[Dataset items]
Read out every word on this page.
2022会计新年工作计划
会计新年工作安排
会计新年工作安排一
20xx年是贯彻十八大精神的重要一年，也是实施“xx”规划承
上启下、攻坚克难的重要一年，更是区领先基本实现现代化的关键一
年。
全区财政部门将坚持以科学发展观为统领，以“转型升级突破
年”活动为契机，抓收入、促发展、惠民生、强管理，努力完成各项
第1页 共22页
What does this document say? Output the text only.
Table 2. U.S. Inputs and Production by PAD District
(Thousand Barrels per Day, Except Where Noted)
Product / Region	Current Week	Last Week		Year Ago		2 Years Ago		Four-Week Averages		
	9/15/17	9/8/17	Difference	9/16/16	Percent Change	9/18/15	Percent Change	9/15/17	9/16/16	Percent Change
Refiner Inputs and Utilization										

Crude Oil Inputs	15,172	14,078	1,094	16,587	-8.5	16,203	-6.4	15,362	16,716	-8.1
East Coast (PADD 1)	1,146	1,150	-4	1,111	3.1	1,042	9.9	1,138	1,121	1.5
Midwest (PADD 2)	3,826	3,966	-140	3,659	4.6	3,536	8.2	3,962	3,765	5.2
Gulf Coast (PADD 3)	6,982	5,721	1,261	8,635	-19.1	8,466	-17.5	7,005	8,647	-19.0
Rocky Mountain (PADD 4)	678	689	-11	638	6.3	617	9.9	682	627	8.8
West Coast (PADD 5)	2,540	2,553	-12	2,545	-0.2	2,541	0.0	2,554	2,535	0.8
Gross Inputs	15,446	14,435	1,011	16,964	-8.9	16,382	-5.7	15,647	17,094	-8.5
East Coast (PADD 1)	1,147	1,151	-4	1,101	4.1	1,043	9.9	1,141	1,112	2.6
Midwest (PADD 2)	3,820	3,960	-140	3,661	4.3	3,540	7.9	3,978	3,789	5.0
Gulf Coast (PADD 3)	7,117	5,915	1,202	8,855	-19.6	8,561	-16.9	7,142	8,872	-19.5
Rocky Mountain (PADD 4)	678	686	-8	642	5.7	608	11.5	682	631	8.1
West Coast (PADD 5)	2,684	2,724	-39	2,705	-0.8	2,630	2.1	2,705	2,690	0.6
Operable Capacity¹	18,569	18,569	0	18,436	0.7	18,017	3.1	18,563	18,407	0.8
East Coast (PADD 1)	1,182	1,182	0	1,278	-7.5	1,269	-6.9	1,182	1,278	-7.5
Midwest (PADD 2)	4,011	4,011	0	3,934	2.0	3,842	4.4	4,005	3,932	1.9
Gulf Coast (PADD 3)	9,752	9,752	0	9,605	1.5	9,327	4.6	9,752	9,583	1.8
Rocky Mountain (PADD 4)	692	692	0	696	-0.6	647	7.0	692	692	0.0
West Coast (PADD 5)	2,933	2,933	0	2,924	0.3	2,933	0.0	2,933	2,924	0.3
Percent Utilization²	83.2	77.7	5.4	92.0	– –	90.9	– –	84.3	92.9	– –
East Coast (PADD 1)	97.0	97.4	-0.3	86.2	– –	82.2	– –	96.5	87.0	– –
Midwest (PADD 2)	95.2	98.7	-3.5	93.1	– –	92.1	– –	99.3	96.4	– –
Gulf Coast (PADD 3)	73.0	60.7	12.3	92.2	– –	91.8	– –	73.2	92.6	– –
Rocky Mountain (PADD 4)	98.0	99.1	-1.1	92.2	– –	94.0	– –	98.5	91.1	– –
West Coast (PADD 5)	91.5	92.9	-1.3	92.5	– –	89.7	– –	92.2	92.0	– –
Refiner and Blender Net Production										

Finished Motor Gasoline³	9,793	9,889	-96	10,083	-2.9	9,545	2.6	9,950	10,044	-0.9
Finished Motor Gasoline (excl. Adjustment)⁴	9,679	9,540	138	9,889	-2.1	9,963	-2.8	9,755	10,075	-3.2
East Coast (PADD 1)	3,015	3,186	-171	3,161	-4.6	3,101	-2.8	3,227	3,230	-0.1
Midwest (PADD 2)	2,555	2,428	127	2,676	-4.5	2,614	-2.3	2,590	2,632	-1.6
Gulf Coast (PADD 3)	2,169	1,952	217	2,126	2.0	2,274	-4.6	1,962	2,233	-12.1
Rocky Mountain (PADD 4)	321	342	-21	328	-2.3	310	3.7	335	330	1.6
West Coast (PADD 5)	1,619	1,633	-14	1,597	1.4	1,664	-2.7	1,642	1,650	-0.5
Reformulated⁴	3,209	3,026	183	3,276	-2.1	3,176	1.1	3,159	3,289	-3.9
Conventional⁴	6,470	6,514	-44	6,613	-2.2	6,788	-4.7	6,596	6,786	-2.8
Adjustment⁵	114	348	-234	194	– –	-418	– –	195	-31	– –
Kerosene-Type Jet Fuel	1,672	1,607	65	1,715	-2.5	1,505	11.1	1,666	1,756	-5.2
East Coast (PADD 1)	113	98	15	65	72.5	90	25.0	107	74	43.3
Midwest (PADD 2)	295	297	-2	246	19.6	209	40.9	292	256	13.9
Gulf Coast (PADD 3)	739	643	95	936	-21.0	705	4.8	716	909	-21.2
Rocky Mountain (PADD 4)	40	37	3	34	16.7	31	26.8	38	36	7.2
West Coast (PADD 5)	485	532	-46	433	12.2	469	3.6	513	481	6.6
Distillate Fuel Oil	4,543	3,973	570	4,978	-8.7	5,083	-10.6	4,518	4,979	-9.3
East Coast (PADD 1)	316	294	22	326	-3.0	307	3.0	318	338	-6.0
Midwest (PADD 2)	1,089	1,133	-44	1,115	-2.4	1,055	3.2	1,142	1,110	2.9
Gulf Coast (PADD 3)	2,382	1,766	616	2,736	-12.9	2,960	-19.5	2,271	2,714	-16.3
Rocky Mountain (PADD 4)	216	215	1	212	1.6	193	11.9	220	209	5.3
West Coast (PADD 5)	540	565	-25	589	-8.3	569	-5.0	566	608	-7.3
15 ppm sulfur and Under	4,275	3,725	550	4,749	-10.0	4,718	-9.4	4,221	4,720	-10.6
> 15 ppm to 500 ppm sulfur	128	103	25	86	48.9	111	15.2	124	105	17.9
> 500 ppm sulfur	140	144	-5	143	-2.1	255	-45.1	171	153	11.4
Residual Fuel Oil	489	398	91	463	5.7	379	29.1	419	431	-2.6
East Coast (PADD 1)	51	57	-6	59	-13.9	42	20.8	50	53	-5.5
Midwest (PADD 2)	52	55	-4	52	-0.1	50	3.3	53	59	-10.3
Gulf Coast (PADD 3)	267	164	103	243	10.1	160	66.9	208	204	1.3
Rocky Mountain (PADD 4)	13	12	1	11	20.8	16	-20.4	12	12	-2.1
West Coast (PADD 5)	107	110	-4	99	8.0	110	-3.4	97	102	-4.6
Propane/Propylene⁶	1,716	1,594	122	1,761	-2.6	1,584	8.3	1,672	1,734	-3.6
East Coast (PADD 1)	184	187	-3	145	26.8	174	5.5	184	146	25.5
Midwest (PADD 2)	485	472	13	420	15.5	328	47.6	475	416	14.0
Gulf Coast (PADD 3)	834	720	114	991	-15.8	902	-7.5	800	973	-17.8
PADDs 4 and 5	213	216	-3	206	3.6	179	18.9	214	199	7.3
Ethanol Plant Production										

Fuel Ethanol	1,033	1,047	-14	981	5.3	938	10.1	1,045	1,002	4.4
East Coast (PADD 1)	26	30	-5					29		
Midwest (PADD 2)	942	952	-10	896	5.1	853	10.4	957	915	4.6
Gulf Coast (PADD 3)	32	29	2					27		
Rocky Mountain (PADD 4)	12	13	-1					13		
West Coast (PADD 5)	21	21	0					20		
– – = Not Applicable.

- PROMPT: Gather each line from the listing above that holds "Inputs".

- RESPONSE TO THIS TASK:
Table 2. U.S. Inputs and Production by PAD District
Refiner Inputs and Utilization										
Crude Oil Inputs	15,172	14,078	1,094	16,587	-8.5	16,203	-6.4	15,362	16,716	-8.1
Gross Inputs	15,446	14,435	1,011	16,964	-8.9	16,382	-5.7	15,647	17,094	-8.5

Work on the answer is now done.